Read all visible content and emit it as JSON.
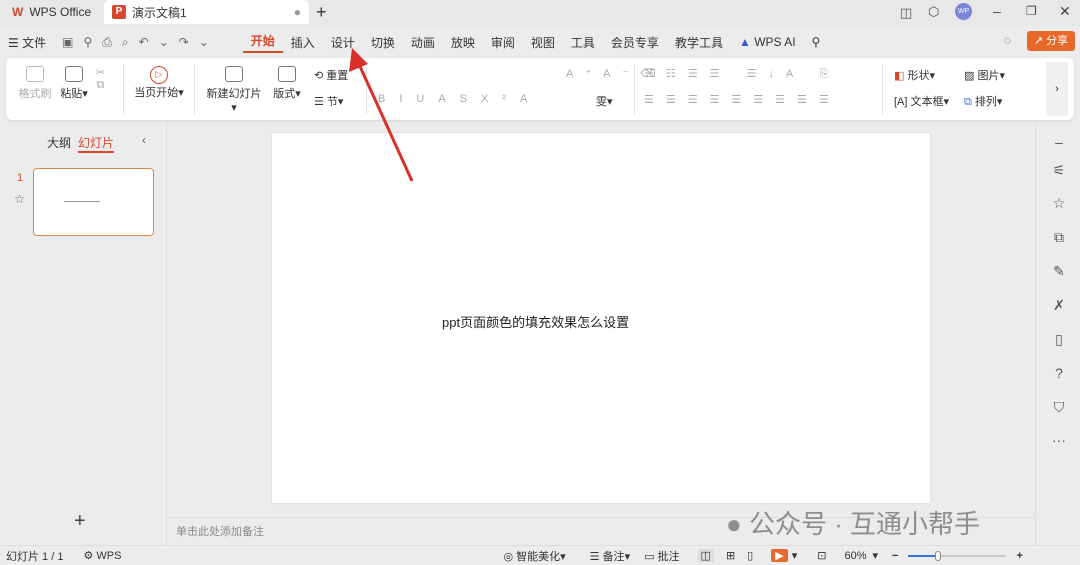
{
  "titlebar": {
    "app_tab": "WPS Office",
    "doc_tab": "演示文稿1",
    "new_tab": "+",
    "avatar": "WP"
  },
  "menu": {
    "file": "文件",
    "items": [
      "开始",
      "插入",
      "设计",
      "切换",
      "动画",
      "放映",
      "审阅",
      "视图",
      "工具",
      "会员专享",
      "教学工具"
    ],
    "active": "开始",
    "ai": "WPS AI",
    "share": "分享"
  },
  "ribbon": {
    "format_painter": "格式刷",
    "paste": "粘贴",
    "start_from_current": "当页开始",
    "new_slide": "新建幻灯片",
    "layout": "版式",
    "reset": "重置",
    "section": "节",
    "shape": "形状",
    "picture": "图片",
    "textbox": "文本框",
    "arrange": "排列"
  },
  "left_panel": {
    "tab_outline": "大纲",
    "tab_slides": "幻灯片",
    "slide_number": "1",
    "add": "+"
  },
  "slide": {
    "text": "ppt页面颜色的填充效果怎么设置"
  },
  "notes": {
    "placeholder": "单击此处添加备注"
  },
  "status": {
    "slide_count": "幻灯片 1 / 1",
    "theme": "WPS",
    "beautify": "智能美化",
    "notes": "备注",
    "comments": "批注",
    "zoom": "60%",
    "zoom_percent": 60
  },
  "watermark": "公众号 · 互通小帮手",
  "colors": {
    "accent": "#d5482c",
    "share": "#e8682a",
    "arrow": "#d9302c"
  }
}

### Aim of the task
Copy the entries above faithfully and omit every image.

### The completed task
Read all visible content and emit it as JSON.
{
  "titlebar": {
    "app_tab": "WPS Office",
    "doc_tab": "演示文稿1",
    "new_tab": "+",
    "avatar": "WP"
  },
  "menu": {
    "file": "文件",
    "items": [
      "开始",
      "插入",
      "设计",
      "切换",
      "动画",
      "放映",
      "审阅",
      "视图",
      "工具",
      "会员专享",
      "教学工具"
    ],
    "active": "开始",
    "ai": "WPS AI",
    "share": "分享"
  },
  "ribbon": {
    "format_painter": "格式刷",
    "paste": "粘贴",
    "start_from_current": "当页开始",
    "new_slide": "新建幻灯片",
    "layout": "版式",
    "reset": "重置",
    "section": "节",
    "shape": "形状",
    "picture": "图片",
    "textbox": "文本框",
    "arrange": "排列"
  },
  "left_panel": {
    "tab_outline": "大纲",
    "tab_slides": "幻灯片",
    "slide_number": "1",
    "add": "+"
  },
  "slide": {
    "text": "ppt页面颜色的填充效果怎么设置"
  },
  "notes": {
    "placeholder": "单击此处添加备注"
  },
  "status": {
    "slide_count": "幻灯片 1 / 1",
    "theme": "WPS",
    "beautify": "智能美化",
    "notes": "备注",
    "comments": "批注",
    "zoom": "60%",
    "zoom_percent": 60
  },
  "watermark": "公众号 · 互通小帮手",
  "colors": {
    "accent": "#d5482c",
    "share": "#e8682a",
    "arrow": "#d9302c"
  }
}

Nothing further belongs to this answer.